>> START

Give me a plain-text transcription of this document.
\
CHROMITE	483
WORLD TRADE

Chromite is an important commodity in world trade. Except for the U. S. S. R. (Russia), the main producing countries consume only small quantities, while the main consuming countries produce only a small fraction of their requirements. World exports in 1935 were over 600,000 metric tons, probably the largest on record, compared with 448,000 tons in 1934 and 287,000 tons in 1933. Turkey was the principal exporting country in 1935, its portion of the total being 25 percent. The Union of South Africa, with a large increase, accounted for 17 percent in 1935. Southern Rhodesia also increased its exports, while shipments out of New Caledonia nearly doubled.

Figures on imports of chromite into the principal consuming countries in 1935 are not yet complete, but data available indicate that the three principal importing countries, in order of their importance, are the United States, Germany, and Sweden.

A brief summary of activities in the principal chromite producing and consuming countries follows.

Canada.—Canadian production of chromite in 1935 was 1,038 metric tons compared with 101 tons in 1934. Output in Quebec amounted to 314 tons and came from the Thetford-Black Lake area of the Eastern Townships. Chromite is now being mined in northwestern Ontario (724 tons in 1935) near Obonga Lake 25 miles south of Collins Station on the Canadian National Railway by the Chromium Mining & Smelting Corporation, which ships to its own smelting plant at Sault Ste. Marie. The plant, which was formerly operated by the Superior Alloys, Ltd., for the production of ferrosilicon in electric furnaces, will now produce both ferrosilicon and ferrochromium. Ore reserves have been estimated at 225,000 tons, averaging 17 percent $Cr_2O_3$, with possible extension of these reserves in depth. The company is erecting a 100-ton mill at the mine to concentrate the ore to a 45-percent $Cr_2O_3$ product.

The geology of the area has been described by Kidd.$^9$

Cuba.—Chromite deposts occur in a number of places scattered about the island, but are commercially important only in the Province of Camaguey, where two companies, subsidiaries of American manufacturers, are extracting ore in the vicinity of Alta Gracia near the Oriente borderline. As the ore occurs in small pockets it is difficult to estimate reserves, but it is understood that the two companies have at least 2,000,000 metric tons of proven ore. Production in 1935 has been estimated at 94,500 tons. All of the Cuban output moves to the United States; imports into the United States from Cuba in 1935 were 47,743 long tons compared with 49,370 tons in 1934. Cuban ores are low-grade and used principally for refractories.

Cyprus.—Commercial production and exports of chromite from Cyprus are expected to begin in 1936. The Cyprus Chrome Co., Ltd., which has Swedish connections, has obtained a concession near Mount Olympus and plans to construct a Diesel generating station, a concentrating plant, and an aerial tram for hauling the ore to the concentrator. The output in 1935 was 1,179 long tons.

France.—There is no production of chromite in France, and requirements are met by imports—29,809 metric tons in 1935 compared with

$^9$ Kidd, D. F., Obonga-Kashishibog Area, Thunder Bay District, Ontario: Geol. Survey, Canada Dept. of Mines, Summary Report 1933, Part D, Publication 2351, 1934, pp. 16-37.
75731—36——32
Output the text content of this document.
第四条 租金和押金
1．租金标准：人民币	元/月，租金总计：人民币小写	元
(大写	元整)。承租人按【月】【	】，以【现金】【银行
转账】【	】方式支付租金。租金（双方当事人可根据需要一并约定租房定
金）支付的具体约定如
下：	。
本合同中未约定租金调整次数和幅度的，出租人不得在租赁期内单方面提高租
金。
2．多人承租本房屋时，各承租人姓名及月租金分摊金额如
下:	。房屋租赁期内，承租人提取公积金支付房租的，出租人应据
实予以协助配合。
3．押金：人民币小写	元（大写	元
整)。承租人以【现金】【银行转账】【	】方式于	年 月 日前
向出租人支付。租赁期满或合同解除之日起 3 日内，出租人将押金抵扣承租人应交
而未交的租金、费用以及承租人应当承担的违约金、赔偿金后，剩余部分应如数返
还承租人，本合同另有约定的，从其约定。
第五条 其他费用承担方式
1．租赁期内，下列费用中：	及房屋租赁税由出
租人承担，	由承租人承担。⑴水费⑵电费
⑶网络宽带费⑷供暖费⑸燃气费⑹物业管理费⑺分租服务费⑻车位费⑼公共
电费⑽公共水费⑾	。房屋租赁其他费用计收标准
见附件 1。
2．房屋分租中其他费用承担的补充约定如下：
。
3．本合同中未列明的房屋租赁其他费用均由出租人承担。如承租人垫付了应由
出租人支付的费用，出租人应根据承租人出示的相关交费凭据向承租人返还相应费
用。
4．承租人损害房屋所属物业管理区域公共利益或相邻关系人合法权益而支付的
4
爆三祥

>> END

# Your objective
Return the whole listing exactly.

# Reply to the exercise
Give me a plain-text transcription of this document.
\
CHROMITE	483
WORLD TRADE

Chromite is an important commodity in world trade. Except for the U. S. S. R. (Russia), the main producing countries consume only small quantities, while the main consuming countries produce only a small fraction of their requirements. World exports in 1935 were over 600,000 metric tons, probably the largest on record, compared with 448,000 tons in 1934 and 287,000 tons in 1933. Turkey was the principal exporting country in 1935, its portion of the total being 25 percent. The Union of South Africa, with a large increase, accounted for 17 percent in 1935. Southern Rhodesia also increased its exports, while shipments out of New Caledonia nearly doubled.

Figures on imports of chromite into the principal consuming countries in 1935 are not yet complete, but data available indicate that the three principal importing countries, in order of their importance, are the United States, Germany, and Sweden.

A brief summary of activities in the principal chromite producing and consuming countries follows.

Canada.—Canadian production of chromite in 1935 was 1,038 metric tons compared with 101 tons in 1934. Output in Quebec amounted to 314 tons and came from the Thetford-Black Lake area of the Eastern Townships. Chromite is now being mined in northwestern Ontario (724 tons in 1935) near Obonga Lake 25 miles south of Collins Station on the Canadian National Railway by the Chromium Mining & Smelting Corporation, which ships to its own smelting plant at Sault Ste. Marie. The plant, which was formerly operated by the Superior Alloys, Ltd., for the production of ferrosilicon in electric furnaces, will now produce both ferrosilicon and ferrochromium. Ore reserves have been estimated at 225,000 tons, averaging 17 percent $Cr_2O_3$, with possible extension of these reserves in depth. The company is erecting a 100-ton mill at the mine to concentrate the ore to a 45-percent $Cr_2O_3$ product.

The geology of the area has been described by Kidd.$^9$

Cuba.—Chromite deposts occur in a number of places scattered about the island, but are commercially important only in the Province of Camaguey, where two companies, subsidiaries of American manufacturers, are extracting ore in the vicinity of Alta Gracia near the Oriente borderline. As the ore occurs in small pockets it is difficult to estimate reserves, but it is understood that the two companies have at least 2,000,000 metric tons of proven ore. Production in 1935 has been estimated at 94,500 tons. All of the Cuban output moves to the United States; imports into the United States from Cuba in 1935 were 47,743 long tons compared with 49,370 tons in 1934. Cuban ores are low-grade and used principally for refractories.

Cyprus.—Commercial production and exports of chromite from Cyprus are expected to begin in 1936. The Cyprus Chrome Co., Ltd., which has Swedish connections, has obtained a concession near Mount Olympus and plans to construct a Diesel generating station, a concentrating plant, and an aerial tram for hauling the ore to the concentrator. The output in 1935 was 1,179 long tons.

France.—There is no production of chromite in France, and requirements are met by imports—29,809 metric tons in 1935 compared with

$^9$ Kidd, D. F., Obonga-Kashishibog Area, Thunder Bay District, Ontario: Geol. Survey, Canada Dept. of Mines, Summary Report 1933, Part D, Publication 2351, 1934, pp. 16-37.
75731—36——32
Output the text content of this document.
第四条 租金和押金
1．租金标准：人民币	元/月，租金总计：人民币小写	元
(大写	元整)。承租人按【月】【	】，以【现金】【银行
转账】【	】方式支付租金。租金（双方当事人可根据需要一并约定租房定
金）支付的具体约定如
下：	。
本合同中未约定租金调整次数和幅度的，出租人不得在租赁期内单方面提高租
金。
2．多人承租本房屋时，各承租人姓名及月租金分摊金额如
下:	。房屋租赁期内，承租人提取公积金支付房租的，出租人应据
实予以协助配合。
3．押金：人民币小写	元（大写	元
整)。承租人以【现金】【银行转账】【	】方式于	年 月 日前
向出租人支付。租赁期满或合同解除之日起 3 日内，出租人将押金抵扣承租人应交
而未交的租金、费用以及承租人应当承担的违约金、赔偿金后，剩余部分应如数返
还承租人，本合同另有约定的，从其约定。
第五条 其他费用承担方式
1．租赁期内，下列费用中：	及房屋租赁税由出
租人承担，	由承租人承担。⑴水费⑵电费
⑶网络宽带费⑷供暖费⑸燃气费⑹物业管理费⑺分租服务费⑻车位费⑼公共
电费⑽公共水费⑾	。房屋租赁其他费用计收标准
见附件 1。
2．房屋分租中其他费用承担的补充约定如下：
。
3．本合同中未列明的房屋租赁其他费用均由出租人承担。如承租人垫付了应由
出租人支付的费用，出租人应根据承租人出示的相关交费凭据向承租人返还相应费
用。
4．承租人损害房屋所属物业管理区域公共利益或相邻关系人合法权益而支付的
4
爆三祥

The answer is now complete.